* **Written instruction**
Look through the records that follow. Copy every line containing the word "color".

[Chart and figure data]
--- Start ---

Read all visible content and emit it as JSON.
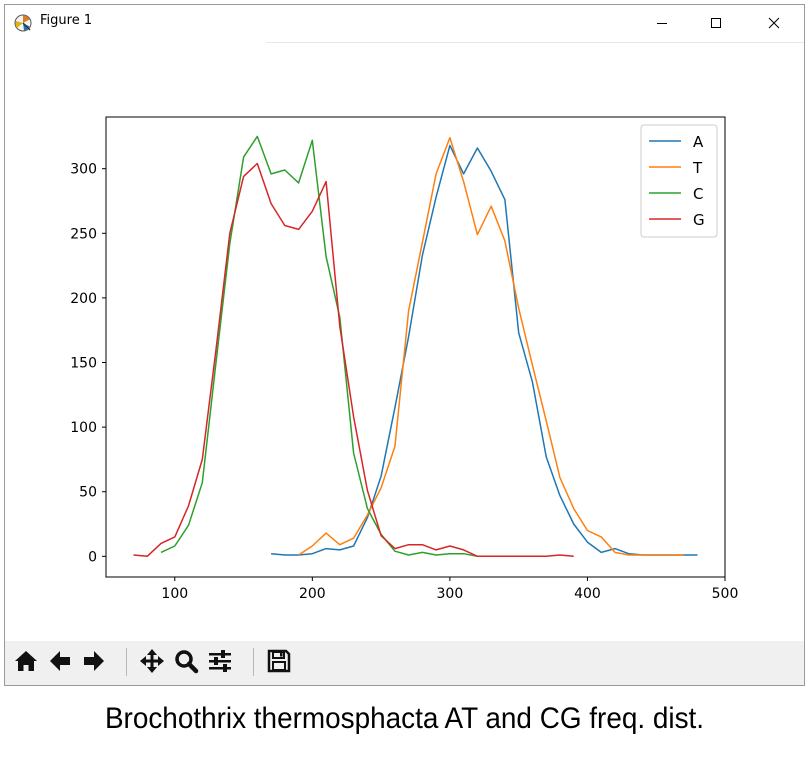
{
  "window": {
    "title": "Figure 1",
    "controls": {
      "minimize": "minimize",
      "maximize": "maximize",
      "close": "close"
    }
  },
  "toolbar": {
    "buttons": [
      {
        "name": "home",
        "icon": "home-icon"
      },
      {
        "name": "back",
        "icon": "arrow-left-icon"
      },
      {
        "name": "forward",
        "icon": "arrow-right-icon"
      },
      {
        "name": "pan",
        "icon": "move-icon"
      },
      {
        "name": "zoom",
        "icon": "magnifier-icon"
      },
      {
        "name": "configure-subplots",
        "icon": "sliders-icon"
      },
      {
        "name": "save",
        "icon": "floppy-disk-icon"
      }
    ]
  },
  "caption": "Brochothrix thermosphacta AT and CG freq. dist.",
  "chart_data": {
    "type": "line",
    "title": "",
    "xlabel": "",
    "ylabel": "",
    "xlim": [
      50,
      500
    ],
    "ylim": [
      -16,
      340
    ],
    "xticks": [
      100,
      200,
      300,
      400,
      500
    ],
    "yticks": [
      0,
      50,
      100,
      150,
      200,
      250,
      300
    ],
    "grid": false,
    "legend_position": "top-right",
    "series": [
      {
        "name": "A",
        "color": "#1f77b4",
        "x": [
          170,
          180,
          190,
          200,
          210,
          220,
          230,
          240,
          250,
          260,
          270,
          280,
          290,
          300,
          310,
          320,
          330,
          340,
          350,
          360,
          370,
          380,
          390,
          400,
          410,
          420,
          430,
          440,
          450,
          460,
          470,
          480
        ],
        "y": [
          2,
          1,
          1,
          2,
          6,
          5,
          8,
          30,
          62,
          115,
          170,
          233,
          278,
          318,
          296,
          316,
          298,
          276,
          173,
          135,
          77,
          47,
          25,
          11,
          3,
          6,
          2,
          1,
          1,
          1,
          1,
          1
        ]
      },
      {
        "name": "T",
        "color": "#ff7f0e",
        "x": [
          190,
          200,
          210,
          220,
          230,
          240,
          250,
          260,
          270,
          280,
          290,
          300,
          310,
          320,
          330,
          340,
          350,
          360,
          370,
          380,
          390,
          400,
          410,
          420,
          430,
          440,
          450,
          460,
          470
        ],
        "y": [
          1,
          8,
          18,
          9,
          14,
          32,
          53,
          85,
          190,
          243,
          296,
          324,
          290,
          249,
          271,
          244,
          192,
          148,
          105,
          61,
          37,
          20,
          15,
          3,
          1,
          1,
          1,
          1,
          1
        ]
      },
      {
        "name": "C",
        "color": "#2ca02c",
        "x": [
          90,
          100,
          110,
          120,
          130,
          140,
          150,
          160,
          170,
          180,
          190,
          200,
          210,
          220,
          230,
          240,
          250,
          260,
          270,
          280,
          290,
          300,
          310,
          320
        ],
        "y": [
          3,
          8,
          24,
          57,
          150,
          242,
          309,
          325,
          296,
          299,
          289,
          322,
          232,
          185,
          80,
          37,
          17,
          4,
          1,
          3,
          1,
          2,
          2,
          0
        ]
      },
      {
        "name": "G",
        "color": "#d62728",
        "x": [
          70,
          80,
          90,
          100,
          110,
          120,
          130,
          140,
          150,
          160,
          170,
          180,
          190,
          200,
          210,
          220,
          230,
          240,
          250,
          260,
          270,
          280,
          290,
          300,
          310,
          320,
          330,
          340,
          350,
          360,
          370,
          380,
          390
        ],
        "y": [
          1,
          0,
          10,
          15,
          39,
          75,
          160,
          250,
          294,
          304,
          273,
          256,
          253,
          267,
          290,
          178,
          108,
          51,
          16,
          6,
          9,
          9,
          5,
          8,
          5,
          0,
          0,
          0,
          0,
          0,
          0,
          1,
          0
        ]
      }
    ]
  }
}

--- End ---

* **Expected answer**
        "color": "#1f77b4",
        "color": "#ff7f0e",
        "color": "#2ca02c",
        "color": "#d62728",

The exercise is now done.